▸ Task brief
Turn every line of the data below into a JSON list of strings, one string per line, with blank lines dropped. Leave out the picture lines.

___ Supplied data ___

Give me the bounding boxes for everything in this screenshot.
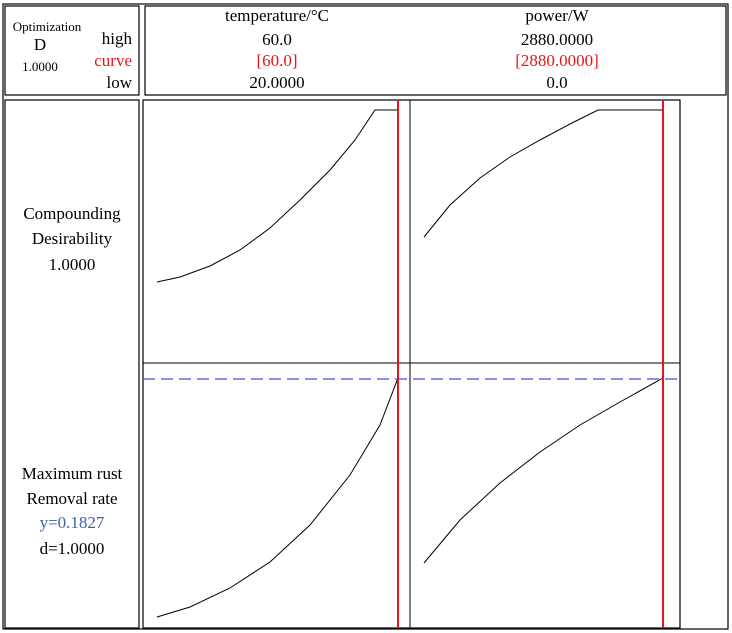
low-label: low [107, 73, 133, 92]
response-label: Desirability [32, 229, 113, 248]
response-y: y=0.1827 [40, 513, 105, 532]
response-curve [423, 109, 663, 238]
response-label-box [4, 99, 140, 629]
factor-current: [60.0] [256, 51, 297, 70]
response-d: d=1.0000 [40, 539, 105, 558]
header-left-box [4, 5, 140, 96]
response-curve [156, 377, 399, 618]
factor-low: 20.0000 [249, 73, 304, 92]
optimization-label: Optimization [13, 19, 82, 34]
response-curve [156, 109, 398, 283]
d-label: D [34, 35, 46, 54]
header-right-box [144, 5, 727, 96]
response-desirability: 1.0000 [49, 255, 96, 274]
high-label: high [102, 29, 133, 48]
response-label: Removal rate [26, 489, 117, 508]
outer-frame [2, 3, 729, 630]
factor-name: power/W [525, 6, 589, 25]
curve-label: curve [94, 51, 132, 70]
factor-name: temperature/°C [225, 6, 329, 25]
factor-high: 2880.0000 [521, 30, 593, 49]
response-curve [423, 377, 664, 564]
response-label: Compounding [23, 204, 121, 223]
response-label: Maximum rust [22, 464, 123, 483]
d-value: 1.0000 [22, 59, 58, 74]
factor-current: [2880.0000] [515, 51, 599, 70]
plot-area [142, 99, 681, 629]
factor-low: 0.0 [546, 73, 567, 92]
factor-high: 60.0 [262, 30, 292, 49]
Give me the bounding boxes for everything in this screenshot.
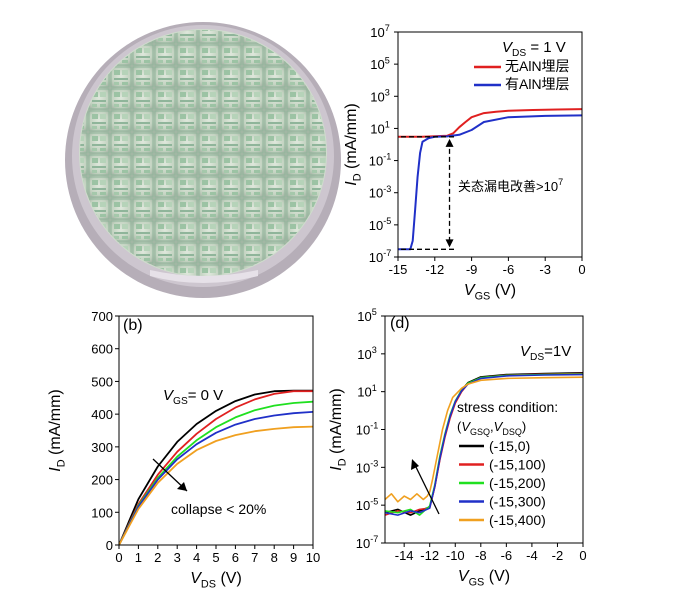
- improvement-arrowhead-up: [445, 138, 454, 147]
- wafer-photo: [65, 22, 341, 298]
- series-line-3: [119, 400, 313, 545]
- panel-transfer-buffer: -15 -12 -9 -6 -3 0 10-7 10-5 10-3 10-1 101 103 105 10…: [343, 23, 586, 302]
- x-axis-label: VDS (V): [190, 570, 242, 590]
- legend-label-4: (-15,300): [489, 494, 546, 510]
- x-tick-label: 4: [193, 550, 200, 565]
- y-tick-label: 103: [370, 87, 390, 104]
- legend-label-1: 无AlN埋层: [505, 58, 570, 74]
- x-tick-label: 7: [251, 550, 258, 565]
- x-tick-label: 5: [212, 550, 219, 565]
- collapse-arrowhead: [177, 482, 187, 491]
- x-tick-label: -4: [526, 548, 538, 563]
- series-line-4: [385, 373, 583, 516]
- legend-label-2: 有AlN埋层: [505, 76, 570, 92]
- x-tick-label: 9: [290, 550, 297, 565]
- x-tick-label: 0: [578, 262, 585, 277]
- x-tick-label: 0: [579, 548, 586, 563]
- x-tick-label: 1: [135, 550, 142, 565]
- vgs-annotation: VGS= 0 V: [163, 387, 223, 407]
- panel-tag: (d): [390, 315, 410, 332]
- x-tick-label: 10: [306, 550, 320, 565]
- y-tick-label: 10-5: [369, 216, 392, 233]
- y-tick-label: 500: [91, 374, 113, 389]
- y-tick-label: 10-3: [369, 184, 392, 201]
- legend-label-5: (-15,400): [489, 512, 546, 528]
- x-tick-label: 3: [174, 550, 181, 565]
- series-line-4: [119, 411, 313, 545]
- legend-label-2: (-15,100): [489, 457, 546, 473]
- y-tick-label: 700: [91, 309, 113, 324]
- x-tick-label: -12: [425, 262, 444, 277]
- y-axis-label: ID (mA/mm): [343, 103, 363, 186]
- y-axis-label: ID (mA/mm): [328, 388, 348, 471]
- y-tick-label: 105: [370, 55, 390, 72]
- x-tick-label: -14: [395, 548, 414, 563]
- vds-condition: VDS=1V: [520, 343, 571, 363]
- panel-d-stress: -14 -12 -10 -8 -6 -4 -2 0 10-7 10-5 10-3 10-1 101 103…: [328, 307, 587, 588]
- x-tick-label: 2: [154, 550, 161, 565]
- improvement-annotation: 关态漏电改善>107: [458, 177, 563, 194]
- y-tick-label: 10-3: [356, 458, 379, 475]
- collapse-label: collapse < 20%: [171, 501, 266, 517]
- wafer-dies: [80, 30, 326, 276]
- x-tick-label: 6: [232, 550, 239, 565]
- y-tick-label: 0: [106, 538, 113, 553]
- vds-condition: VDS = 1 V: [502, 39, 566, 59]
- x-tick-label: -9: [466, 262, 478, 277]
- stress-arrow: [413, 462, 440, 515]
- legend-label-1: (-15,0): [489, 438, 530, 454]
- x-tick-label: -6: [503, 262, 515, 277]
- y-tick-label: 10-7: [369, 248, 392, 265]
- legend-label-3: (-15,200): [489, 475, 546, 491]
- y-tick-label: 300: [91, 440, 113, 455]
- x-axis-label: VGS (V): [464, 282, 516, 302]
- y-tick-label: 100: [91, 505, 113, 520]
- stress-arrowhead: [411, 459, 419, 470]
- series-line-2: [398, 114, 582, 251]
- x-tick-label: -3: [539, 262, 551, 277]
- series-line-5: [119, 425, 313, 545]
- x-tick-label: -15: [389, 262, 408, 277]
- y-tick-label: 10-7: [356, 534, 379, 551]
- y-tick-label: 101: [357, 383, 377, 400]
- y-axis-label: ID (mA/mm): [47, 389, 67, 472]
- x-tick-label: 0: [115, 550, 122, 565]
- x-tick-label: 8: [271, 550, 278, 565]
- x-tick-label: -6: [501, 548, 513, 563]
- wafer-flat: [150, 270, 258, 283]
- x-tick-label: -8: [475, 548, 487, 563]
- y-tick-label: 10-5: [356, 496, 379, 513]
- y-tick-label: 105: [357, 307, 377, 324]
- series-line-1: [385, 372, 583, 516]
- x-tick-label: -10: [446, 548, 465, 563]
- y-tick-label: 10-1: [356, 421, 379, 438]
- y-tick-label: 107: [370, 23, 390, 40]
- x-tick-label: -12: [420, 548, 439, 563]
- series-line-3: [385, 373, 583, 516]
- y-tick-label: 600: [91, 342, 113, 357]
- legend-title: stress condition:: [457, 399, 558, 415]
- y-tick-label: 200: [91, 473, 113, 488]
- y-tick-label: 101: [370, 120, 390, 137]
- plot-frame: [397, 31, 583, 258]
- x-tick-label: -2: [552, 548, 564, 563]
- series-line-1: [119, 389, 313, 545]
- y-tick-label: 103: [357, 345, 377, 362]
- y-tick-label: 10-1: [369, 152, 392, 169]
- panel-tag: (b): [123, 317, 143, 334]
- improvement-arrowhead-down: [445, 239, 454, 248]
- series-line-5: [385, 376, 583, 503]
- series-line-1: [398, 108, 582, 138]
- legend-subtitle: (VGSQ,VDSQ): [457, 419, 526, 437]
- x-axis-label: VGS (V): [458, 568, 510, 588]
- series-line-2: [385, 372, 583, 516]
- y-tick-label: 400: [91, 407, 113, 422]
- series-line-2: [119, 390, 313, 545]
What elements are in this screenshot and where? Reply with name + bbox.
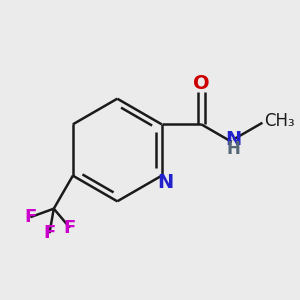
Text: H: H xyxy=(226,140,240,158)
Text: F: F xyxy=(43,224,56,242)
Text: CH₃: CH₃ xyxy=(264,112,295,130)
Text: O: O xyxy=(193,74,210,93)
Text: F: F xyxy=(64,219,76,237)
Text: N: N xyxy=(158,172,174,192)
Text: N: N xyxy=(225,130,242,149)
Text: F: F xyxy=(24,208,37,226)
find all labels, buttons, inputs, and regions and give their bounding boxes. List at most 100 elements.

___

▸ Answer to this task
[
  "Give me the bounding boxes for everything in this screenshot.",
  "low-label: low [107, 73, 133, 92]",
  "response-label: Desirability [32, 229, 113, 248]",
  "response-y: y=0.1827 [40, 513, 105, 532]",
  "response-curve [423, 109, 663, 238]",
  "response-label-box [4, 99, 140, 629]",
  "factor-current: [60.0] [256, 51, 297, 70]",
  "response-d: d=1.0000 [40, 539, 105, 558]",
  "header-left-box [4, 5, 140, 96]",
  "response-curve [156, 377, 399, 618]",
  "factor-low: 20.0000 [249, 73, 304, 92]",
  "optimization-label: Optimization [13, 19, 82, 34]",
  "response-curve [156, 109, 398, 283]",
  "d-label: D [34, 35, 46, 54]",
  "header-right-box [144, 5, 727, 96]",
  "response-desirability: 1.0000 [49, 255, 96, 274]",
  "high-label: high [102, 29, 133, 48]",
  "response-label: Removal rate [26, 489, 117, 508]",
  "outer-frame [2, 3, 729, 630]",
  "factor-name: power/W [525, 6, 589, 25]",
  "curve-label: curve [94, 51, 132, 70]",
  "factor-name: temperature/°C [225, 6, 329, 25]",
  "factor-high: 2880.0000 [521, 30, 593, 49]",
  "response-curve [423, 377, 664, 564]",
  "response-label: Compounding [23, 204, 121, 223]",
  "response-label: Maximum rust [22, 464, 123, 483]",
  "d-value: 1.0000 [22, 59, 58, 74]",
  "factor-current: [2880.0000] [515, 51, 599, 70]",
  "plot-area [142, 99, 681, 629]",
  "factor-low: 0.0 [546, 73, 567, 92]",
  "factor-high: 60.0 [262, 30, 292, 49]",
  "Give me the bounding boxes for everything in this screenshot.",
  "- improvement-arrowhead-up: [445, 138, 454, 147]",
  "- wafer-photo: [65, 22, 341, 298]",
  "- series-line-3: [119, 400, 313, 545]",
  "- panel-transfer-buffer: -15 -12 -9 -6 -3 0 10-7 10-5 10-3 10-1 101 103 105 10…: [343, 23, 586, 302]",
  "- x-axis-label: VDS (V): [190, 570, 242, 590]",
  "- legend-label-4: (-15,300): [489, 494, 546, 510]",
  "- x-tick-label: 4: [193, 550, 200, 565]",
  "- y-tick-label: 103: [370, 87, 390, 104]",
  "- legend-label-1: 无AlN埋层: [505, 58, 570, 74]",
  "- x-tick-label: 7: [251, 550, 258, 565]",
  "- x-tick-label: 5: [212, 550, 219, 565]",
  "- collapse-arrowhead: [177, 482, 187, 491]",
  "- x-tick-label: -4: [526, 548, 538, 563]",
  "- series-line-4: [385, 373, 583, 516]",
  "- legend-label-2: 有AlN埋层: [505, 76, 570, 92]",
  "- x-tick-label: 9: [290, 550, 297, 565]",
  "- x-tick-label: 0: [578, 262, 585, 277]",
  "- x-tick-label: 0: [579, 548, 586, 563]",
  "- x-tick-label: 1: [135, 550, 142, 565]",
  "- vgs-annotation: VGS= 0 V: [163, 387, 223, 407]",
  "- panel-tag: (d): [390, 315, 410, 332]",
  "- x-tick-label: 10: [306, 550, 320, 565]",
  "- y-tick-label: 10-5: [369, 216, 392, 233]",
  "- y-tick-label: 500: [91, 374, 113, 389]",
  "- y-tick-label: 10-3: [369, 184, 392, 201]",
  "- legend-label-5: (-15,400): [489, 512, 546, 528]",
  "- x-tick-label: 3: [174, 550, 181, 565]",
  "- series-line-4: [119, 411, 313, 545]",
  "- legend-label-2: (-15,100): [489, 457, 546, 473]",
  "- y-tick-label: 700: [91, 309, 113, 324]",
  "- x-tick-label: -12: [425, 262, 444, 277]",
  "- y-axis-label: ID (mA/mm): [343, 103, 363, 186]",
  "- y-axis-label: ID (mA/mm): [328, 388, 348, 471]",
  "- y-tick-label: 105: [370, 55, 390, 72]",
  "- x-tick-label: -14: [395, 548, 414, 563]",
  "- vds-condition: VDS=1V: [520, 343, 571, 363]",
  "- panel-d-stress: -14 -12 -10 -8 -6 -4 -2 0 10-7 10-5 10-3 10-1 101 103…: [328, 307, 587, 588]",
  "- x-tick-label: 2: [154, 550, 161, 565]",
  "- improvement-annotation: 关态漏电改善>107: [458, 177, 563, 194]",
  "- y-tick-label: 10-3: [356, 458, 379, 475]",
  "- collapse-label: collapse < 20%: [171, 501, 266, 517]",
  "- wafer-dies: [80, 30, 326, 276]",
  "- x-tick-label: 6: [232, 550, 239, 565]",
  "- y-tick-label: 0: [106, 538, 113, 553]",
  "- vds-condition: VDS = 1 V: [502, 39, 566, 59]",
  "- x-tick-label: -9: [466, 262, 478, 277]",
  "- stress-arrow: [413, 462, 440, 515]",
  "- legend-label-1: (-15,0): [489, 438, 530, 454]",
  "- x-tick-label: -6: [503, 262, 515, 277]",
  "- y-tick-label: 10-7: [369, 248, 392, 265]",
  "- legend-label-3: (-15,200): [489, 475, 546, 491]",
  "- y-tick-label: 300: [91, 440, 113, 455]",
  "- x-axis-label: VGS (V): [464, 282, 516, 302]",
  "- y-tick-label: 100: [91, 505, 113, 520]",
  "- stress-arrowhead: [411, 459, 419, 470]",
  "- series-line-2: [398, 114, 582, 251]",
  "- x-tick-label: -3: [539, 262, 551, 277]",
  "- series-line-5: [119, 425, 313, 545]",
  "- x-tick-label: -15: [389, 262, 408, 277]",
  "- y-tick-label: 10-7: [356, 534, 379, 551]",
  "- y-tick-label: 101: [357, 383, 377, 400]",
  "- y-axis-label: ID (mA/mm): [47, 389, 67, 472]",
  "- x-tick-label: 0: [115, 550, 122, 565]",
  "- x-tick-label: 8: [271, 550, 278, 565]",
  "- x-tick-label: -6: [501, 548, 513, 563]",
  "- wafer-flat: [150, 270, 258, 283]",
  "- x-tick-label: -8: [475, 548, 487, 563]",
  "- y-tick-label: 10-5: [356, 496, 379, 513]",
  "- y-tick-label: 105: [357, 307, 377, 324]",
  "- series-line-1: [385, 372, 583, 516]",
  "- x-tick-label: -10: [446, 548, 465, 563]",
  "- y-tick-label: 10-1: [356, 421, 379, 438]",
  "- y-tick-label: 107: [370, 23, 390, 40]",
  "- x-tick-label: -12: [420, 548, 439, 563]",
  "- series-line-3: [385, 373, 583, 516]",
  "- y-tick-label: 600: [91, 342, 113, 357]",
  "- legend-title: stress condition:: [457, 399, 558, 415]",
  "- y-tick-label: 200: [91, 473, 113, 488]",
  "- y-tick-label: 101: [370, 120, 390, 137]",
  "- plot-frame: [397, 31, 583, 258]",
  "- x-tick-label: -2: [552, 548, 564, 563]",
  "- series-line-1: [119, 389, 313, 545]",
  "- y-tick-label: 103: [357, 345, 377, 362]",
  "- y-tick-label: 10-1: [369, 152, 392, 169]",
  "- panel-tag: (b): [123, 317, 143, 334]",
  "- improvement-arrowhead-down: [445, 239, 454, 248]",
  "- series-line-5: [385, 376, 583, 503]",
  "- series-line-1: [398, 108, 582, 138]",
  "- legend-subtitle: (VGSQ,VDSQ): [457, 419, 526, 437]",
  "- x-axis-label: VGS (V): [458, 568, 510, 588]",
  "- series-line-2: [385, 372, 583, 516]",
  "- y-tick-label: 400: [91, 407, 113, 422]",
  "- series-line-2: [119, 390, 313, 545]",
  "What elements are in this screenshot and where? Reply with name + bbox.",
  "Text: H: H xyxy=(226,140,240,158)",
  "Text: F: F xyxy=(43,224,56,242)",
  "Text: CH₃: CH₃ xyxy=(264,112,295,130)",
  "Text: O: O xyxy=(193,74,210,93)",
  "Text: F: F xyxy=(64,219,76,237)",
  "Text: N: N xyxy=(158,172,174,192)",
  "Text: N: N xyxy=(225,130,242,149)",
  "Text: F: F xyxy=(24,208,37,226)",
  "find all labels, buttons, inputs, and regions and give their bounding boxes. List at most 100 elements."
]